Goal of the exercise » Each line containing the word "them" must be collected.

Raw data »
- - - - -

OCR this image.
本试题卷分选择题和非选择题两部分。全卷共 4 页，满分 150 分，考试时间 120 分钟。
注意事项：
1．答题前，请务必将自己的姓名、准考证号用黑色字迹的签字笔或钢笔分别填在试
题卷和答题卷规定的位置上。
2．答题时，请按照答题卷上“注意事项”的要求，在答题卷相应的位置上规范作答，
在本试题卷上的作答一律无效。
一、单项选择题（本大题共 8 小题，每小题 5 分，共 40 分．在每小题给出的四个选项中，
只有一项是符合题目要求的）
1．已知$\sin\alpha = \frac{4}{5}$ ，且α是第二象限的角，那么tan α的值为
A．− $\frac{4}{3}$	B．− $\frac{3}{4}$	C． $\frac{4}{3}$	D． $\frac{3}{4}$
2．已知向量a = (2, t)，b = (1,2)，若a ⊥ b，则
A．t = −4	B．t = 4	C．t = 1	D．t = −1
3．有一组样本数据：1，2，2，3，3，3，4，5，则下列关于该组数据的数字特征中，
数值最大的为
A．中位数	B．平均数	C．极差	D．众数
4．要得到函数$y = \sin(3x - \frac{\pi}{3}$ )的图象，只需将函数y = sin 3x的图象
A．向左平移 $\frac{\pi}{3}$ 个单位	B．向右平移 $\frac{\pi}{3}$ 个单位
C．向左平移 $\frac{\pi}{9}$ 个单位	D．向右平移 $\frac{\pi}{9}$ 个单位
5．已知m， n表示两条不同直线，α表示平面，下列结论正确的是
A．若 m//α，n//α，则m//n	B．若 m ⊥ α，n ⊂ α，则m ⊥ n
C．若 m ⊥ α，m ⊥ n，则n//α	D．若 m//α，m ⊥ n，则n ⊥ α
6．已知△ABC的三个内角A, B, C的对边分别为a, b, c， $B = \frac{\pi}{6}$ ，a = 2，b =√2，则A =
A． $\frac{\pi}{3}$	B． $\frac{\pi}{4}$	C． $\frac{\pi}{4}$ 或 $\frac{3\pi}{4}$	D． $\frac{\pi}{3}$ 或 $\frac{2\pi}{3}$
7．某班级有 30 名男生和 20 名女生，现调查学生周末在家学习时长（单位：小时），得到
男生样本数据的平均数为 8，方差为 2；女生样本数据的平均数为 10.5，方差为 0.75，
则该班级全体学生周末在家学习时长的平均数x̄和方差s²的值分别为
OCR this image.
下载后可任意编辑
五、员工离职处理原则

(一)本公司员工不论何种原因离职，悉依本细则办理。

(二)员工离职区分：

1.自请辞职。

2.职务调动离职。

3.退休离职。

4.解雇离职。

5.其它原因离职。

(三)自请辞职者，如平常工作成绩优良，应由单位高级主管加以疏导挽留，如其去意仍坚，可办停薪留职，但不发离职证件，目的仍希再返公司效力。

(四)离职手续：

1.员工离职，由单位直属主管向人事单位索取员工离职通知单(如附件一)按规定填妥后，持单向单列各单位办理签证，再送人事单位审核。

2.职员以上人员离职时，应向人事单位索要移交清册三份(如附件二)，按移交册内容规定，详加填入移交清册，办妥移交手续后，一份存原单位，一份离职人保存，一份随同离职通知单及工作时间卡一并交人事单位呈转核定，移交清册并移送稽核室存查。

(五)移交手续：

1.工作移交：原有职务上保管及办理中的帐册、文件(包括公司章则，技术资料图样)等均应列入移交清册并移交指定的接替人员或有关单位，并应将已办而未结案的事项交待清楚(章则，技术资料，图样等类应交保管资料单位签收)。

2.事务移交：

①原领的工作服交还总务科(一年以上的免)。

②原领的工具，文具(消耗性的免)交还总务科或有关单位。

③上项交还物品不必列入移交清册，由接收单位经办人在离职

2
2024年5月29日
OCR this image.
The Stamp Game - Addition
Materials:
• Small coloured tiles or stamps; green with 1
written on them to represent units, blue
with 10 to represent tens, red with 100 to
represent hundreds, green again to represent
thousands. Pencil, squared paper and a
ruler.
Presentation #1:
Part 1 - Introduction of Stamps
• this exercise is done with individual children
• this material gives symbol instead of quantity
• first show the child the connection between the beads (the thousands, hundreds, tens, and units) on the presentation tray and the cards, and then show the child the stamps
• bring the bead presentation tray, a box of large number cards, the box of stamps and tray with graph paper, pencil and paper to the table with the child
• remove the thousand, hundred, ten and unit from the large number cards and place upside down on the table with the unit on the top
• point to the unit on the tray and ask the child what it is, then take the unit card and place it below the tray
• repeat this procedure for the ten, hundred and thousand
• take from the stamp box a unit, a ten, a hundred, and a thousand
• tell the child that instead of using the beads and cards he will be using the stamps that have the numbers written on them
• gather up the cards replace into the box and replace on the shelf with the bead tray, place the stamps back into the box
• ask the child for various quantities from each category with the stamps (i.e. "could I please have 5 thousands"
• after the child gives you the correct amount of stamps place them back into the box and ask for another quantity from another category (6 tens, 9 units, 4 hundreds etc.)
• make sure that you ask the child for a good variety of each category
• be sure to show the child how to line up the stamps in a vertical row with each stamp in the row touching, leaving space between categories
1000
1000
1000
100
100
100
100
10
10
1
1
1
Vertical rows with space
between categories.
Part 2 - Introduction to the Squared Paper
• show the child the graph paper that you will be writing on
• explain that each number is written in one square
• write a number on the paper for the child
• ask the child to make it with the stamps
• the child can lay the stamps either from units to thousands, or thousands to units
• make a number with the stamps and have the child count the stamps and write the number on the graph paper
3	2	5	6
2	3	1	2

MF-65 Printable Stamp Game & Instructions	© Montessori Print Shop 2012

- - - - -

Answer to the exercise »
written on them to represent units, blue
• tell the child that instead of using the beads and cards he will be using the stamps that have the numbers written on them
• after the child gives you the correct amount of stamps place them back into the box and ask for another quantity from another category (6 tens, 9 units, 4 hundreds etc.)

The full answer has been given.